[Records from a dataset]
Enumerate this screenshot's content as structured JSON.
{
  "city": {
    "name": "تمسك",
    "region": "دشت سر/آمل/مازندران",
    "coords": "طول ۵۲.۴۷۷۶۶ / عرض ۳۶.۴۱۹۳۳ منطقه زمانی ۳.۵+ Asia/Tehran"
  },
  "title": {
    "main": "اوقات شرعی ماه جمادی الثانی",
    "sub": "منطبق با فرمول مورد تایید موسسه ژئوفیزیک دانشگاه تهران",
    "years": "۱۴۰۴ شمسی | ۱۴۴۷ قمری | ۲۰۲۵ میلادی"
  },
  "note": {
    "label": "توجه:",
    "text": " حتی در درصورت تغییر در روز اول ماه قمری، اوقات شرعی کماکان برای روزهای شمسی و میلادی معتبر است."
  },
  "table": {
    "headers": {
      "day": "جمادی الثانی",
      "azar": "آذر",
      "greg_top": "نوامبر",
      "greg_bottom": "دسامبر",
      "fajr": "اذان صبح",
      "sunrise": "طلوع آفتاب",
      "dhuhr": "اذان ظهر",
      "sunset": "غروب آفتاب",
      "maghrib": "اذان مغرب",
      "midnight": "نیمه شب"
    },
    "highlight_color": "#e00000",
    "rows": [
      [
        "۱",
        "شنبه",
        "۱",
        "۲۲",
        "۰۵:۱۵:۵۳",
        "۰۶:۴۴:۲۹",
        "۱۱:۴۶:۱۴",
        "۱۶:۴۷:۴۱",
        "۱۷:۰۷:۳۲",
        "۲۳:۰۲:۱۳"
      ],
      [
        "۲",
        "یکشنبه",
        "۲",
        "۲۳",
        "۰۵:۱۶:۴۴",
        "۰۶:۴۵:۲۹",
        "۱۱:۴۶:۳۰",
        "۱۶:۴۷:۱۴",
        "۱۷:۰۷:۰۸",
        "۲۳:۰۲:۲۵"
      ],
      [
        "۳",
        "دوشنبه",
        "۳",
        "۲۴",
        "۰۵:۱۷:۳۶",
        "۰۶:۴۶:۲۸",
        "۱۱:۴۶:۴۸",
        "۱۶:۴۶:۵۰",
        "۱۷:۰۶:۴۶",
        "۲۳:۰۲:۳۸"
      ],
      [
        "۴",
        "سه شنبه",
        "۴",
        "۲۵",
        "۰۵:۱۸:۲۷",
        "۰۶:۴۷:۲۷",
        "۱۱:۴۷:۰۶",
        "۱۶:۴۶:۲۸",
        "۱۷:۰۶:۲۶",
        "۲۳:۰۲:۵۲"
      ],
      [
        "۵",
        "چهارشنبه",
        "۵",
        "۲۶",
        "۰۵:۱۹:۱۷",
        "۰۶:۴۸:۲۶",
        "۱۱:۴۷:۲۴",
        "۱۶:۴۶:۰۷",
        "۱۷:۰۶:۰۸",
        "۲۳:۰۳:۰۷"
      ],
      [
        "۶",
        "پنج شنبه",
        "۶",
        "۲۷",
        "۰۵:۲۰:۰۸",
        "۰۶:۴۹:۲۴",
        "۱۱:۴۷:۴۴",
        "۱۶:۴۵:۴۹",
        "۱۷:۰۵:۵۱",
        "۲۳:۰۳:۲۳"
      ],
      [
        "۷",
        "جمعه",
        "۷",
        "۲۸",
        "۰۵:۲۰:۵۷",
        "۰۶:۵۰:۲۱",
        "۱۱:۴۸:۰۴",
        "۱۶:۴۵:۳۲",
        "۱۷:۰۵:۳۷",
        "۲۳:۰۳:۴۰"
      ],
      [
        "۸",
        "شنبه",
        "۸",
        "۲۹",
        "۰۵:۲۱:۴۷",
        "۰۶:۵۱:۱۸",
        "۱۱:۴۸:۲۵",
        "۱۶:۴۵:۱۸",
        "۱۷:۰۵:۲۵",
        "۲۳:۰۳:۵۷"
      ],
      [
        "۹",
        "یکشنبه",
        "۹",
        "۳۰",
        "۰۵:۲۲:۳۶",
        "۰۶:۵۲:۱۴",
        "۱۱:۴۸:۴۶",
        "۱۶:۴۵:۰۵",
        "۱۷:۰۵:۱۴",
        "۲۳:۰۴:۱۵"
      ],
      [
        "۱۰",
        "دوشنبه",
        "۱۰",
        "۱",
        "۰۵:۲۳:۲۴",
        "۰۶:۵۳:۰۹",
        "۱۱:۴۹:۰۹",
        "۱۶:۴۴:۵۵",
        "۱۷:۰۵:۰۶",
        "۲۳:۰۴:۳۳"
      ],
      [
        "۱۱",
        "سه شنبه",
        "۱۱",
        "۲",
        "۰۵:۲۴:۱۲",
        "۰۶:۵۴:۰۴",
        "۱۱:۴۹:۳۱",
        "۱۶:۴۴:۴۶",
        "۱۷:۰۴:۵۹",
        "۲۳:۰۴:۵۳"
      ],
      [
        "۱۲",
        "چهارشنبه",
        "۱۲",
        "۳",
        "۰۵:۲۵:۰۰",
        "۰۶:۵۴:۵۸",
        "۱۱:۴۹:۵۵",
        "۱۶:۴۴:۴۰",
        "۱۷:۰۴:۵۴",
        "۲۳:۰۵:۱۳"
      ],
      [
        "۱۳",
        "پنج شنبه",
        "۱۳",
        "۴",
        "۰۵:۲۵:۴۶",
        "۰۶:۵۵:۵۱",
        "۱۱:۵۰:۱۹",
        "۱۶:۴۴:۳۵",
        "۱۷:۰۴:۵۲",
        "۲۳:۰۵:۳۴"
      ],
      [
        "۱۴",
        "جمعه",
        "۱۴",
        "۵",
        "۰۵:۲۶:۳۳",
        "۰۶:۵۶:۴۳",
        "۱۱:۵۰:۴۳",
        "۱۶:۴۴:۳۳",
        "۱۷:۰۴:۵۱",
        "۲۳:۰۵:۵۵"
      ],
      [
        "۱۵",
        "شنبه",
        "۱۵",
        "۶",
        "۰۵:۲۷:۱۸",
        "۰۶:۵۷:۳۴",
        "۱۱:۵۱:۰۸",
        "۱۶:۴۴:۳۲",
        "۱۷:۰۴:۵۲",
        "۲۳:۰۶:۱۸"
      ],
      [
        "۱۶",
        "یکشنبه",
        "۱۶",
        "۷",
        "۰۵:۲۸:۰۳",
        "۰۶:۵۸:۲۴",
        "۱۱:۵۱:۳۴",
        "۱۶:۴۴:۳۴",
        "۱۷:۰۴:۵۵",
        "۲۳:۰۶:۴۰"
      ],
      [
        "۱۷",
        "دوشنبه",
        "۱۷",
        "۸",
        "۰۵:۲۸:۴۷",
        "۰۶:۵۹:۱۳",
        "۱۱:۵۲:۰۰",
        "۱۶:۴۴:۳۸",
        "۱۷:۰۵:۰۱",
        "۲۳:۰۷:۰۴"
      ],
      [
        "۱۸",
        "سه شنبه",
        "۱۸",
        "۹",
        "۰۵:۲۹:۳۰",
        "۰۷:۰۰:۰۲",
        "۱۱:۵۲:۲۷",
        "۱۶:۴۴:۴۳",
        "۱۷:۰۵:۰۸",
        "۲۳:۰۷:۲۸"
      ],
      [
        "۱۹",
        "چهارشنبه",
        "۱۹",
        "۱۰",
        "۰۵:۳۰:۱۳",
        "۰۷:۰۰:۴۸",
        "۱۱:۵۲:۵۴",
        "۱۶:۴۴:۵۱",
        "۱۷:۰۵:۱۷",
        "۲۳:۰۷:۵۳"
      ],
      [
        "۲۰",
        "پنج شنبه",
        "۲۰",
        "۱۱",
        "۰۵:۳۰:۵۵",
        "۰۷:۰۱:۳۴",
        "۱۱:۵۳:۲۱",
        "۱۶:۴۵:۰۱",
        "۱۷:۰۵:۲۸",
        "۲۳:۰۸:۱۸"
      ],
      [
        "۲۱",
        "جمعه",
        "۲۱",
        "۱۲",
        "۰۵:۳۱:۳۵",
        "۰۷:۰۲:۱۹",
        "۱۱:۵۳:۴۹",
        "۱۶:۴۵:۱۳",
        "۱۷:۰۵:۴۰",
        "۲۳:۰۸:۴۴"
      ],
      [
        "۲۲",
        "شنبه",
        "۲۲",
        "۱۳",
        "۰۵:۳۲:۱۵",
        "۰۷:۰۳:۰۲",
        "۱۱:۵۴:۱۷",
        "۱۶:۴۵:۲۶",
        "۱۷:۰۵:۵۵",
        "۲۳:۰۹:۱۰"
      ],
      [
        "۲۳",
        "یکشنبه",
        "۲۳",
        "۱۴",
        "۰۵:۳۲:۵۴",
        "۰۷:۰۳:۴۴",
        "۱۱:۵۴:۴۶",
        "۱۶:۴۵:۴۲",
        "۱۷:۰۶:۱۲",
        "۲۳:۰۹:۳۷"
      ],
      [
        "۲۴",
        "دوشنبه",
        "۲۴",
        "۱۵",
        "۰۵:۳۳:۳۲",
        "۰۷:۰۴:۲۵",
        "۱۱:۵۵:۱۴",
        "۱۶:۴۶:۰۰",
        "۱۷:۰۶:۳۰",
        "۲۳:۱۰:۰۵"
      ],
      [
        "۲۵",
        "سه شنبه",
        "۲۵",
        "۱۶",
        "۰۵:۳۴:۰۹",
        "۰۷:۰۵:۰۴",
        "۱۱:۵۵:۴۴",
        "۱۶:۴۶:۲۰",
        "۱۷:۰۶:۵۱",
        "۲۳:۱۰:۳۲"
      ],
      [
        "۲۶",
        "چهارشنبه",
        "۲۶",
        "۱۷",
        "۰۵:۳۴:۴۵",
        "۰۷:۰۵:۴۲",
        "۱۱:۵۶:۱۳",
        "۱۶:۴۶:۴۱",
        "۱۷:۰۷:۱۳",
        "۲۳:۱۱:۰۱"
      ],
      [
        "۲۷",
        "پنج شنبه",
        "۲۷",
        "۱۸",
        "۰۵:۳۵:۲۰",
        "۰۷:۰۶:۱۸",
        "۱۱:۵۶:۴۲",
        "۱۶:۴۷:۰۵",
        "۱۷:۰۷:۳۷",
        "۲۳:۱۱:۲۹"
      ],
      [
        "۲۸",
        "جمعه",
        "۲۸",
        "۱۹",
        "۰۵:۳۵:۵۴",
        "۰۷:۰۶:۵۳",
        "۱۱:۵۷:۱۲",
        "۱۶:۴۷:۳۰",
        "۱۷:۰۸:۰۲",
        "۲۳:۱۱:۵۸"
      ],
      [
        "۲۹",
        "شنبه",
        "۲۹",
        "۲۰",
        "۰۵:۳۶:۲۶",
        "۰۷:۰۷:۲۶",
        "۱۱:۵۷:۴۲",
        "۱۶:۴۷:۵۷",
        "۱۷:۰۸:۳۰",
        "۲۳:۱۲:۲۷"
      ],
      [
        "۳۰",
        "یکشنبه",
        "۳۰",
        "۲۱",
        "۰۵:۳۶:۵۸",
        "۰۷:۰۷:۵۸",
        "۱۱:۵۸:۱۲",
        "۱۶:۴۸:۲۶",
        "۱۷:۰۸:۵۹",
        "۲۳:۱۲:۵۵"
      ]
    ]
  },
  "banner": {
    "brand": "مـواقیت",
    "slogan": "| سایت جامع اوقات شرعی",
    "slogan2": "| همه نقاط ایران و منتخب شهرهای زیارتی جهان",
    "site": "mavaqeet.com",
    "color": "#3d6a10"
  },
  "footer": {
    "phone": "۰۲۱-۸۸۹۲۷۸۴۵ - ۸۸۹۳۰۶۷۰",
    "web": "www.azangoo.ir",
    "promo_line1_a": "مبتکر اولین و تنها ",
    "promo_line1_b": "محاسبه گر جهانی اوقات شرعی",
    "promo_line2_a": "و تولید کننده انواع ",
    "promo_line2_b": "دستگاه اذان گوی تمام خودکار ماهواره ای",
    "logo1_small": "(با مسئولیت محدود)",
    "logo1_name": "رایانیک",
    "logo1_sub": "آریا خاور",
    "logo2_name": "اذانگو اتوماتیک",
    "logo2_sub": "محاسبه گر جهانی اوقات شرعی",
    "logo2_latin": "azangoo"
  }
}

• **Task**
For this exercise, gather every line of the data that contains the word "جمادی".

• **Answer below**
    "main": "اوقات شرعی ماه جمادی الثانی",
      "day": "جمادی الثانی",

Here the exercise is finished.